**What is expected:** Write out the entries below once more, exactly.

**Record list:**
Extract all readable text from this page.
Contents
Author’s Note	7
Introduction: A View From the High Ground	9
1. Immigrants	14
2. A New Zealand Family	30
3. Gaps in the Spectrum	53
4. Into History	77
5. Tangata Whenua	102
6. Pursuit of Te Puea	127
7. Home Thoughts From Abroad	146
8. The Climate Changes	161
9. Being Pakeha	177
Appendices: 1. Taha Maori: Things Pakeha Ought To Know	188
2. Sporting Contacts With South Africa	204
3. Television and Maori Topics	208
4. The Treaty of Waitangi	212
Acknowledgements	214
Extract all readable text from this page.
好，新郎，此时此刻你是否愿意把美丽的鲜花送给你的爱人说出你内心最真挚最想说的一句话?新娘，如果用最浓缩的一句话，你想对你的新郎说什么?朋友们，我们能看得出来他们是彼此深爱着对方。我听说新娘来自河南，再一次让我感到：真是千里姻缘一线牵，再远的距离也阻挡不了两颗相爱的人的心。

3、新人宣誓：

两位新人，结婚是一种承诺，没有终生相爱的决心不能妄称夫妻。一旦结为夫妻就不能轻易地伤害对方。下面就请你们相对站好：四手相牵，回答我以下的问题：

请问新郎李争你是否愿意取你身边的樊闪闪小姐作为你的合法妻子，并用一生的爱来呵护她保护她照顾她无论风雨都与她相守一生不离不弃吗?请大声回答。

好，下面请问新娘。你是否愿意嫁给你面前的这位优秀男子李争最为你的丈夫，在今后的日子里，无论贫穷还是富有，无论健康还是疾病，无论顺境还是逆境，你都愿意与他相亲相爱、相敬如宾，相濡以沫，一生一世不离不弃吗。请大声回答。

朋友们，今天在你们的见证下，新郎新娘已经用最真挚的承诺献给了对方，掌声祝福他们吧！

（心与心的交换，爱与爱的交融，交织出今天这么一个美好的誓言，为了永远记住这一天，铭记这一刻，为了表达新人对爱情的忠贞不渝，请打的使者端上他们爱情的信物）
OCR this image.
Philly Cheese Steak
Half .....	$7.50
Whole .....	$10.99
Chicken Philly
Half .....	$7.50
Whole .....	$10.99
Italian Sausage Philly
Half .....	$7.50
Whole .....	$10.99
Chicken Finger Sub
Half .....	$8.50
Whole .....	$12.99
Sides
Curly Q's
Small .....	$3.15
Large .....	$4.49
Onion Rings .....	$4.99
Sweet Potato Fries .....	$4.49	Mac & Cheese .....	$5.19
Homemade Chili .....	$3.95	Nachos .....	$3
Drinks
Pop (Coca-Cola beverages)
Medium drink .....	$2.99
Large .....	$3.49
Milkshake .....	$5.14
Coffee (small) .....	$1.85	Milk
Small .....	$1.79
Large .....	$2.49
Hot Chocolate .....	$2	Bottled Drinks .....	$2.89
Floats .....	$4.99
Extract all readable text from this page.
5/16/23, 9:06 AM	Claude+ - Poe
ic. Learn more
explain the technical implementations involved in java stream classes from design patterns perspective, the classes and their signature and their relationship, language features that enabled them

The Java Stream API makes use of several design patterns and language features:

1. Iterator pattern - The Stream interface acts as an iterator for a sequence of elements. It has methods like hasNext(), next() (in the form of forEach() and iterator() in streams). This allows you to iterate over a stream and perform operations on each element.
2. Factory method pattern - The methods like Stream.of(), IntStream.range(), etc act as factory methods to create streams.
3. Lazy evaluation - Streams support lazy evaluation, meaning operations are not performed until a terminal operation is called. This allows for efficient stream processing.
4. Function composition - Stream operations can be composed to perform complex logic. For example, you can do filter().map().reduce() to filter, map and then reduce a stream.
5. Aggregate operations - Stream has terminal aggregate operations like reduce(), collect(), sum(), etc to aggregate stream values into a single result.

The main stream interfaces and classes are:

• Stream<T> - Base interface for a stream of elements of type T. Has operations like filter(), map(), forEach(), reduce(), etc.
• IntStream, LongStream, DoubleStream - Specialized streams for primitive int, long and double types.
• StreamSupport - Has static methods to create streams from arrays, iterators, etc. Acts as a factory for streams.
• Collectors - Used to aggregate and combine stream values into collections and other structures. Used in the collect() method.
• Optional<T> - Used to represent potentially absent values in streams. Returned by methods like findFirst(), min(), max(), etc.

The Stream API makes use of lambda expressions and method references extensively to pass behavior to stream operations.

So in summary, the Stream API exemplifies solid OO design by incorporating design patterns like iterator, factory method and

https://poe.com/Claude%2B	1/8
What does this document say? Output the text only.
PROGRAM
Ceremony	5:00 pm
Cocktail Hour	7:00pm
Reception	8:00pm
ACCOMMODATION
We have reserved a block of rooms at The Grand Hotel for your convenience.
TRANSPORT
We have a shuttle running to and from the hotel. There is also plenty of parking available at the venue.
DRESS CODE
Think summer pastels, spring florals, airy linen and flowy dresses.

**Response below:**
Extract all readable text from this page.
Contents
Author’s Note	7
Introduction: A View From the High Ground	9
1. Immigrants	14
2. A New Zealand Family	30
3. Gaps in the Spectrum	53
4. Into History	77
5. Tangata Whenua	102
6. Pursuit of Te Puea	127
7. Home Thoughts From Abroad	146
8. The Climate Changes	161
9. Being Pakeha	177
Appendices: 1. Taha Maori: Things Pakeha Ought To Know	188
2. Sporting Contacts With South Africa	204
3. Television and Maori Topics	208
4. The Treaty of Waitangi	212
Acknowledgements	214
Extract all readable text from this page.
好，新郎，此时此刻你是否愿意把美丽的鲜花送给你的爱人说出你内心最真挚最想说的一句话?新娘，如果用最浓缩的一句话，你想对你的新郎说什么?朋友们，我们能看得出来他们是彼此深爱着对方。我听说新娘来自河南，再一次让我感到：真是千里姻缘一线牵，再远的距离也阻挡不了两颗相爱的人的心。

3、新人宣誓：

两位新人，结婚是一种承诺，没有终生相爱的决心不能妄称夫妻。一旦结为夫妻就不能轻易地伤害对方。下面就请你们相对站好：四手相牵，回答我以下的问题：

请问新郎李争你是否愿意取你身边的樊闪闪小姐作为你的合法妻子，并用一生的爱来呵护她保护她照顾她无论风雨都与她相守一生不离不弃吗?请大声回答。

好，下面请问新娘。你是否愿意嫁给你面前的这位优秀男子李争最为你的丈夫，在今后的日子里，无论贫穷还是富有，无论健康还是疾病，无论顺境还是逆境，你都愿意与他相亲相爱、相敬如宾，相濡以沫，一生一世不离不弃吗。请大声回答。

朋友们，今天在你们的见证下，新郎新娘已经用最真挚的承诺献给了对方，掌声祝福他们吧！

（心与心的交换，爱与爱的交融，交织出今天这么一个美好的誓言，为了永远记住这一天，铭记这一刻，为了表达新人对爱情的忠贞不渝，请打的使者端上他们爱情的信物）
OCR this image.
Philly Cheese Steak
Half .....	$7.50
Whole .....	$10.99
Chicken Philly
Half .....	$7.50
Whole .....	$10.99
Italian Sausage Philly
Half .....	$7.50
Whole .....	$10.99
Chicken Finger Sub
Half .....	$8.50
Whole .....	$12.99
Sides
Curly Q's
Small .....	$3.15
Large .....	$4.49
Onion Rings .....	$4.99
Sweet Potato Fries .....	$4.49	Mac & Cheese .....	$5.19
Homemade Chili .....	$3.95	Nachos .....	$3
Drinks
Pop (Coca-Cola beverages)
Medium drink .....	$2.99
Large .....	$3.49
Milkshake .....	$5.14
Coffee (small) .....	$1.85	Milk
Small .....	$1.79
Large .....	$2.49
Hot Chocolate .....	$2	Bottled Drinks .....	$2.89
Floats .....	$4.99
Extract all readable text from this page.
5/16/23, 9:06 AM	Claude+ - Poe
ic. Learn more
explain the technical implementations involved in java stream classes from design patterns perspective, the classes and their signature and their relationship, language features that enabled them

The Java Stream API makes use of several design patterns and language features:

1. Iterator pattern - The Stream interface acts as an iterator for a sequence of elements. It has methods like hasNext(), next() (in the form of forEach() and iterator() in streams). This allows you to iterate over a stream and perform operations on each element.
2. Factory method pattern - The methods like Stream.of(), IntStream.range(), etc act as factory methods to create streams.
3. Lazy evaluation - Streams support lazy evaluation, meaning operations are not performed until a terminal operation is called. This allows for efficient stream processing.
4. Function composition - Stream operations can be composed to perform complex logic. For example, you can do filter().map().reduce() to filter, map and then reduce a stream.
5. Aggregate operations - Stream has terminal aggregate operations like reduce(), collect(), sum(), etc to aggregate stream values into a single result.

The main stream interfaces and classes are:

• Stream<T> - Base interface for a stream of elements of type T. Has operations like filter(), map(), forEach(), reduce(), etc.
• IntStream, LongStream, DoubleStream - Specialized streams for primitive int, long and double types.
• StreamSupport - Has static methods to create streams from arrays, iterators, etc. Acts as a factory for streams.
• Collectors - Used to aggregate and combine stream values into collections and other structures. Used in the collect() method.
• Optional<T> - Used to represent potentially absent values in streams. Returned by methods like findFirst(), min(), max(), etc.

The Stream API makes use of lambda expressions and method references extensively to pass behavior to stream operations.

So in summary, the Stream API exemplifies solid OO design by incorporating design patterns like iterator, factory method and

https://poe.com/Claude%2B	1/8
What does this document say? Output the text only.
PROGRAM
Ceremony	5:00 pm
Cocktail Hour	7:00pm
Reception	8:00pm
ACCOMMODATION
We have reserved a block of rooms at The Grand Hotel for your convenience.
TRANSPORT
We have a shuttle running to and from the hotel. There is also plenty of parking available at the venue.
DRESS CODE
Think summer pastels, spring florals, airy linen and flowy dresses.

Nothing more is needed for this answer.